What to do: Scan the material below for the string "date", and copy every line where it shows up.

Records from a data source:
----------------
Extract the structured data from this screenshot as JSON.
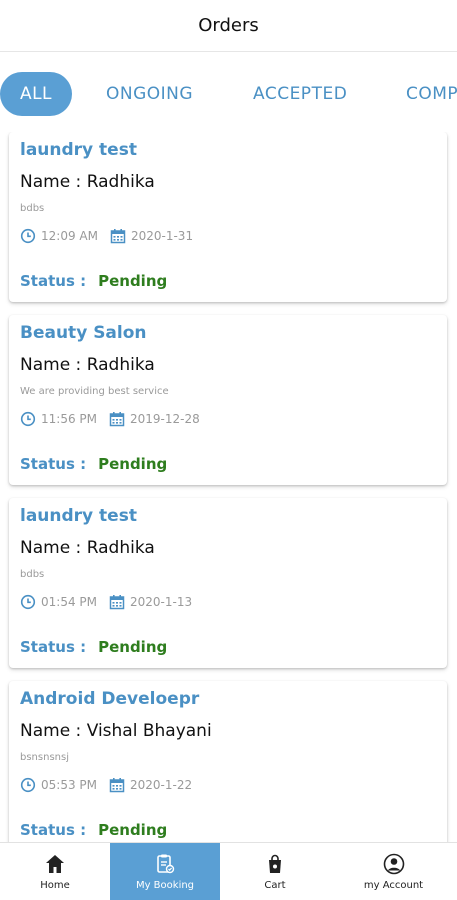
{
  "header": {
    "title": "Orders"
  },
  "tabs": [
    {
      "label": "ALL",
      "active": true
    },
    {
      "label": "ONGOING",
      "active": false
    },
    {
      "label": "ACCEPTED",
      "active": false
    },
    {
      "label": "COMPLETED",
      "active": false
    }
  ],
  "orders": [
    {
      "title": "laundry test",
      "name": "Name : Radhika",
      "description": "bdbs",
      "time": "12:09 AM",
      "date": "2020-1-31",
      "status_label": "Status :",
      "status": "Pending"
    },
    {
      "title": "Beauty Salon",
      "name": "Name : Radhika",
      "description": "We are providing best service",
      "time": "11:56 PM",
      "date": "2019-12-28",
      "status_label": "Status :",
      "status": "Pending"
    },
    {
      "title": "laundry test",
      "name": "Name : Radhika",
      "description": "bdbs",
      "time": "01:54 PM",
      "date": "2020-1-13",
      "status_label": "Status :",
      "status": "Pending"
    },
    {
      "title": "Android Develoepr",
      "name": "Name : Vishal Bhayani",
      "description": "bsnsnsnsj",
      "time": "05:53 PM",
      "date": "2020-1-22",
      "status_label": "Status :",
      "status": "Pending"
    }
  ],
  "bottom_nav": [
    {
      "label": "Home",
      "icon": "home-icon",
      "active": false
    },
    {
      "label": "My Booking",
      "icon": "booking-icon",
      "active": true
    },
    {
      "label": "Cart",
      "icon": "cart-icon",
      "active": false
    },
    {
      "label": "my Account",
      "icon": "account-icon",
      "active": false
    }
  ],
  "colors": {
    "accent": "#5a9fd4",
    "title_blue": "#4a90c4",
    "status_green": "#2e7d1e"
  }
}
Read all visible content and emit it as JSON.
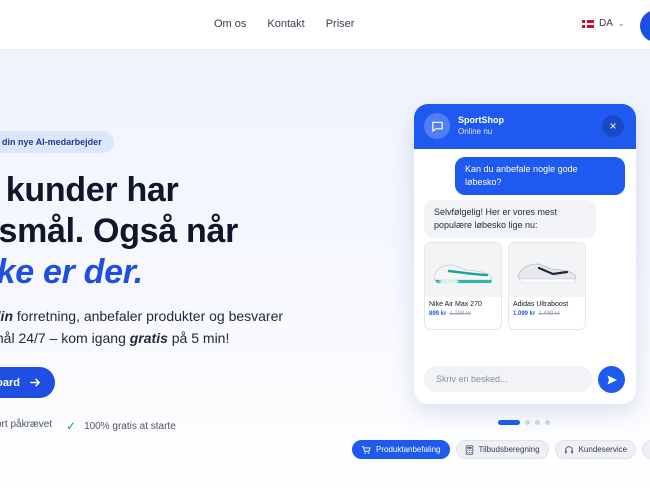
{
  "nav": {
    "items": [
      {
        "label": "Om os"
      },
      {
        "label": "Kontakt"
      },
      {
        "label": "Priser"
      }
    ],
    "language": {
      "code": "DA",
      "flag": "denmark-flag-icon"
    }
  },
  "hero": {
    "badge": "din nye AI-medarbejder",
    "headline": {
      "line1": "e kunder har",
      "line2": "gsmål. Også når",
      "line3_accent": "kke er der."
    },
    "subtext": {
      "line1_bold": "din",
      "line1_rest": " forretning, anbefaler produkter og besvarer",
      "line2_start": "mål 24/7 – kom igang ",
      "line2_bold": "gratis",
      "line2_end": " på 5 min!"
    },
    "primary_button": "board",
    "trust": [
      {
        "label": "ort påkrævet"
      },
      {
        "label": "100% gratis at starte"
      }
    ]
  },
  "chat": {
    "shop_name": "SportShop",
    "status": "Online nu",
    "user_message": "Kan du anbefale nogle gode løbesko?",
    "bot_message": "Selvfølgelig! Her er vores mest populære løbesko lige nu:",
    "products": [
      {
        "name": "Nike Air Max 270",
        "price": "899 kr",
        "old_price": "1.199 kr"
      },
      {
        "name": "Adidas Ultraboost",
        "price": "1.099 kr",
        "old_price": "1.499 kr"
      }
    ],
    "input_placeholder": "Skriv en besked..."
  },
  "carousel": {
    "count": 4,
    "active_index": 0
  },
  "features": [
    {
      "label": "Produktanbefaling",
      "icon": "cart-icon",
      "active": true
    },
    {
      "label": "Tilbudsberegning",
      "icon": "calculator-icon",
      "active": false
    },
    {
      "label": "Kundeservice",
      "icon": "headset-icon",
      "active": false
    },
    {
      "label": "",
      "icon": "sparkle-icon",
      "active": false
    }
  ],
  "colors": {
    "brand_blue": "#1f5af0",
    "headline_accent": "#1f4fe0",
    "success_green": "#16a34a",
    "price_blue": "#1f5af0"
  }
}
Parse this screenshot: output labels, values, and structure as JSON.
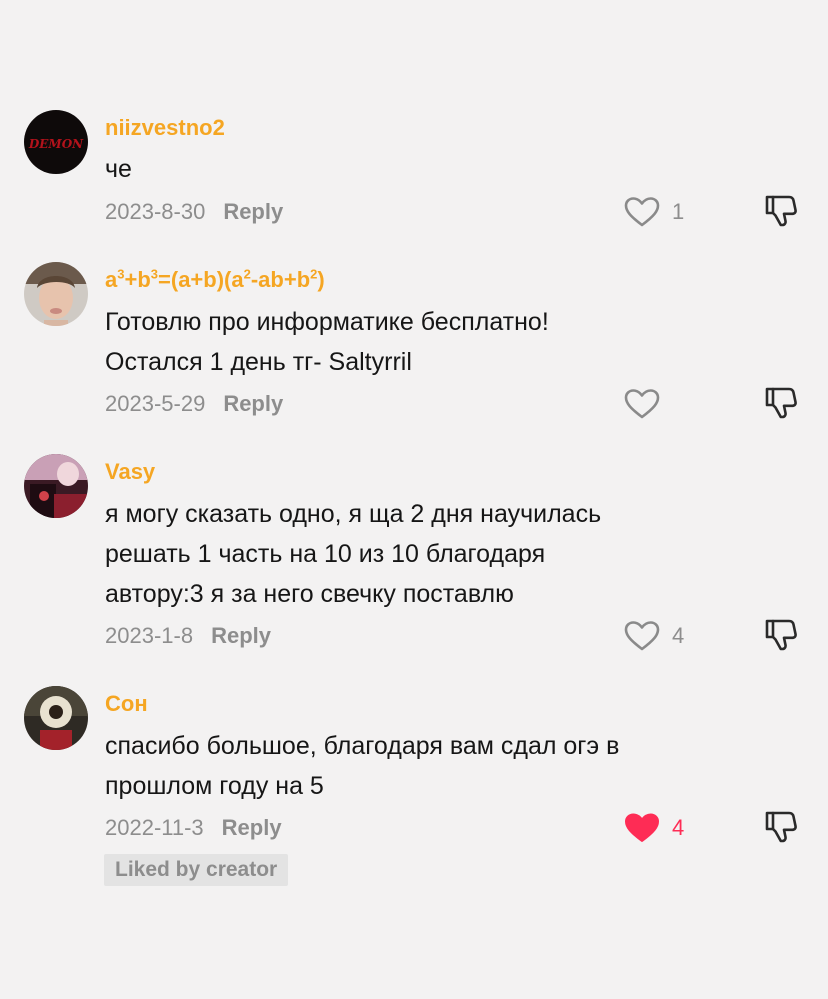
{
  "comments": [
    {
      "username": "niizvestno2",
      "avatar_text": "DEMON",
      "text_lines": [
        "че"
      ],
      "date": "2023-8-30",
      "reply_label": "Reply",
      "like_count": "1",
      "liked": false
    },
    {
      "username_parts": {
        "a": "a",
        "a_exp": "3",
        "plus_b": "+b",
        "b_exp": "3",
        "eq": "=(a+b)(a",
        "a2_exp": "2",
        "mid": "-ab+b",
        "b2_exp": "2",
        "end": ")"
      },
      "text_lines": [
        "Готовлю про информатике бесплатно!",
        "Остался 1 день тг- Saltyrril"
      ],
      "date": "2023-5-29",
      "reply_label": "Reply",
      "like_count": "",
      "liked": false
    },
    {
      "username": "Vasy",
      "text_lines": [
        "я могу сказать одно, я ща 2 дня научилась",
        "решать 1 часть на 10 из 10 благодаря",
        "автору:3 я за него свечку поставлю"
      ],
      "date": "2023-1-8",
      "reply_label": "Reply",
      "like_count": "4",
      "liked": false
    },
    {
      "username": "Сон",
      "text_lines": [
        "спасибо большое, благодаря вам сдал огэ в",
        "прошлом году на 5"
      ],
      "date": "2022-11-3",
      "reply_label": "Reply",
      "like_count": "4",
      "liked": true,
      "badge": "Liked by creator"
    }
  ],
  "colors": {
    "username": "#f5a623",
    "liked": "#fe2c55",
    "muted": "#8d8d8d",
    "text": "#161616",
    "background": "#f3f2f2"
  },
  "icons": {
    "like": "heart-outline-icon",
    "liked": "heart-filled-icon",
    "dislike": "thumbs-down-icon"
  }
}
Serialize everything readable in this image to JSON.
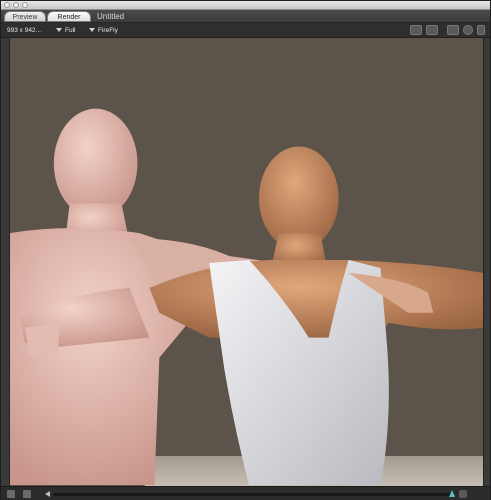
{
  "window": {
    "tabs": [
      {
        "label": "Preview",
        "active": false
      },
      {
        "label": "Render",
        "active": true
      }
    ],
    "document_title": "Untitled"
  },
  "toolbar": {
    "dimensions": "993 x 942...",
    "mode_select": "Full",
    "engine_select": "FireFly",
    "icons": [
      "render-frame-icon",
      "export-image-icon",
      "settings-icon",
      "tools-icon",
      "expand-icon"
    ]
  },
  "viewport": {
    "background_color": "#5c544b",
    "subjects": [
      "nude-male-figure",
      "male-figure-white-tank-top"
    ]
  },
  "bottombar": {
    "icons": [
      "camera-icon",
      "film-icon"
    ],
    "scrubber_position": 1.0,
    "accent": "#56c1c8"
  }
}
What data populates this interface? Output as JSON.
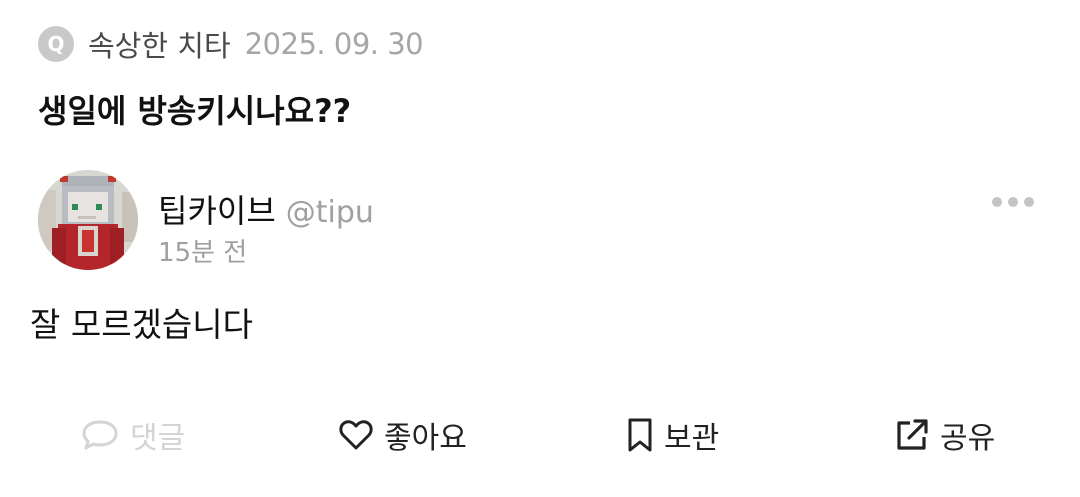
{
  "question": {
    "badge": "Q",
    "author": "속상한 치타",
    "date": "2025. 09. 30",
    "title": "생일에 방송키시나요??"
  },
  "answer": {
    "name": "팁카이브",
    "handle": "@tipu",
    "time": "15분 전",
    "body": "잘 모르겠습니다",
    "more_icon": "more-dots-icon"
  },
  "actions": {
    "comment_label": "댓글",
    "like_label": "좋아요",
    "save_label": "보관",
    "share_label": "공유"
  },
  "colors": {
    "primary_text": "#111111",
    "muted_text": "#a0a0a0",
    "disabled": "#d4d4d4",
    "badge_bg": "#c9c9c9"
  }
}
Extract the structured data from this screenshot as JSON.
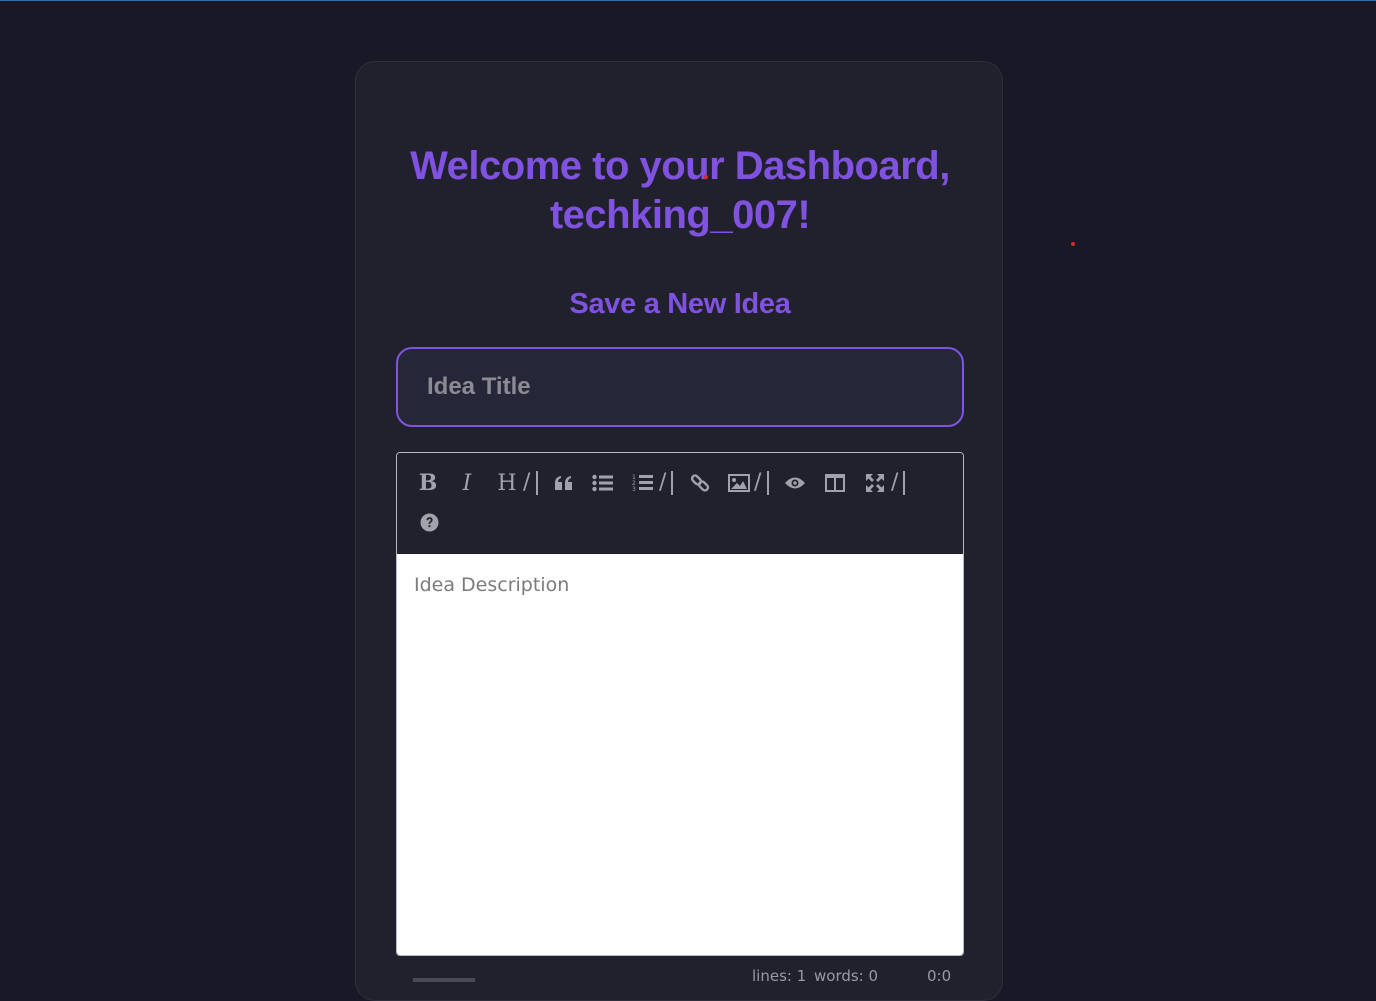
{
  "dashboard": {
    "welcome_line1": "Welcome to your Dashboard,",
    "welcome_line2": "techking_007!",
    "subtitle": "Save a New Idea"
  },
  "form": {
    "title_placeholder": "Idea Title",
    "description_placeholder": "Idea Description"
  },
  "editor": {
    "toolbar": [
      {
        "name": "bold",
        "icon": "bold-icon",
        "label": "B"
      },
      {
        "name": "italic",
        "icon": "italic-icon",
        "label": "I"
      },
      {
        "name": "heading",
        "icon": "heading-icon",
        "label": "H"
      },
      {
        "name": "quote",
        "icon": "quote-icon"
      },
      {
        "name": "unordered-list",
        "icon": "unordered-list-icon"
      },
      {
        "name": "ordered-list",
        "icon": "ordered-list-icon"
      },
      {
        "name": "link",
        "icon": "link-icon"
      },
      {
        "name": "image",
        "icon": "image-icon"
      },
      {
        "name": "preview",
        "icon": "eye-icon"
      },
      {
        "name": "side-by-side",
        "icon": "columns-icon"
      },
      {
        "name": "fullscreen",
        "icon": "fullscreen-icon"
      },
      {
        "name": "guide",
        "icon": "question-icon"
      }
    ],
    "status": {
      "lines": "lines: 1",
      "words": "words: 0",
      "cursor": "0:0"
    }
  },
  "colors": {
    "background": "#181826",
    "card": "#21212e",
    "accent": "#8052e0",
    "input_bg": "#262639"
  }
}
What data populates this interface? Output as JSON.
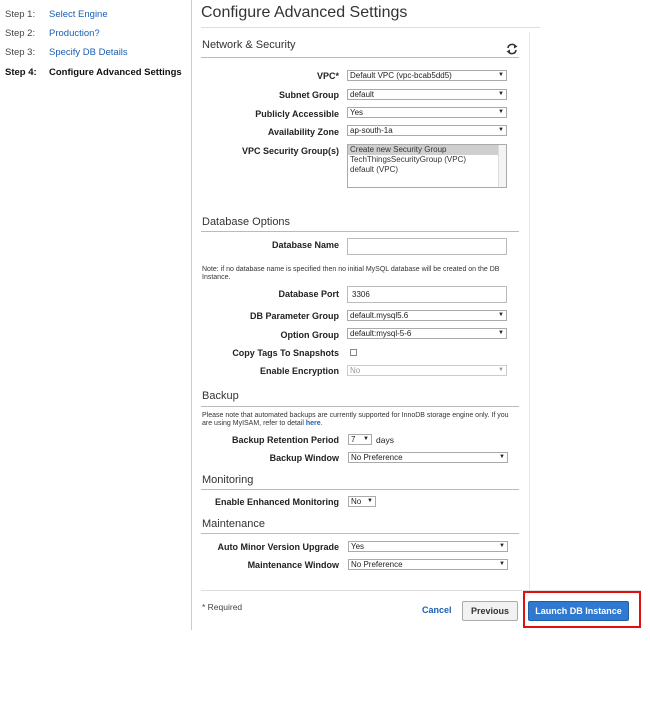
{
  "steps": [
    {
      "num": "Step 1:",
      "label": "Select Engine"
    },
    {
      "num": "Step 2:",
      "label": "Production?"
    },
    {
      "num": "Step 3:",
      "label": "Specify DB Details"
    },
    {
      "num": "Step 4:",
      "label": "Configure Advanced Settings"
    }
  ],
  "page_title": "Configure Advanced Settings",
  "network": {
    "title": "Network & Security",
    "vpc_label": "VPC*",
    "vpc_value": "Default VPC (vpc-bcab5dd5)",
    "subnet_label": "Subnet Group",
    "subnet_value": "default",
    "public_label": "Publicly Accessible",
    "public_value": "Yes",
    "az_label": "Availability Zone",
    "az_value": "ap-south-1a",
    "sg_label": "VPC Security Group(s)",
    "sg_options": [
      "Create new Security Group",
      "TechThingsSecurityGroup (VPC)",
      "default (VPC)"
    ]
  },
  "database": {
    "title": "Database Options",
    "name_label": "Database Name",
    "name_value": "",
    "note": "Note: if no database name is specified then no initial MySQL database will be created on the DB Instance.",
    "port_label": "Database Port",
    "port_value": "3306",
    "param_label": "DB Parameter Group",
    "param_value": "default.mysql5.6",
    "option_label": "Option Group",
    "option_value": "default:mysql-5-6",
    "copy_tags_label": "Copy Tags To Snapshots",
    "encryption_label": "Enable Encryption",
    "encryption_value": "No"
  },
  "backup": {
    "title": "Backup",
    "note": "Please note that automated backups are currently supported for InnoDB storage engine only. If you are using MyISAM, refer to detail ",
    "note_link": "here",
    "retention_label": "Backup Retention Period",
    "retention_value": "7",
    "days": "days",
    "window_label": "Backup Window",
    "window_value": "No Preference"
  },
  "monitoring": {
    "title": "Monitoring",
    "enhanced_label": "Enable Enhanced Monitoring",
    "enhanced_value": "No"
  },
  "maintenance": {
    "title": "Maintenance",
    "minor_label": "Auto Minor Version Upgrade",
    "minor_value": "Yes",
    "window_label": "Maintenance Window",
    "window_value": "No Preference"
  },
  "footer": {
    "required": "* Required",
    "cancel": "Cancel",
    "previous": "Previous",
    "launch": "Launch DB Instance"
  },
  "colors": {
    "accent": "#2f79d0",
    "link": "#1a5fb4",
    "highlight": "#e01010"
  }
}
----------------
Expected output:
      "date": "2020-1-31",
      "date": "2019-12-28",
      "date": "2020-1-13",
      "date": "2020-1-22",
      "date": "2023-8-30",
      "date": "2023-5-29",
      "date": "2023-1-8",
      "date": "2022-11-3",
    "date": "2025. 09. 30",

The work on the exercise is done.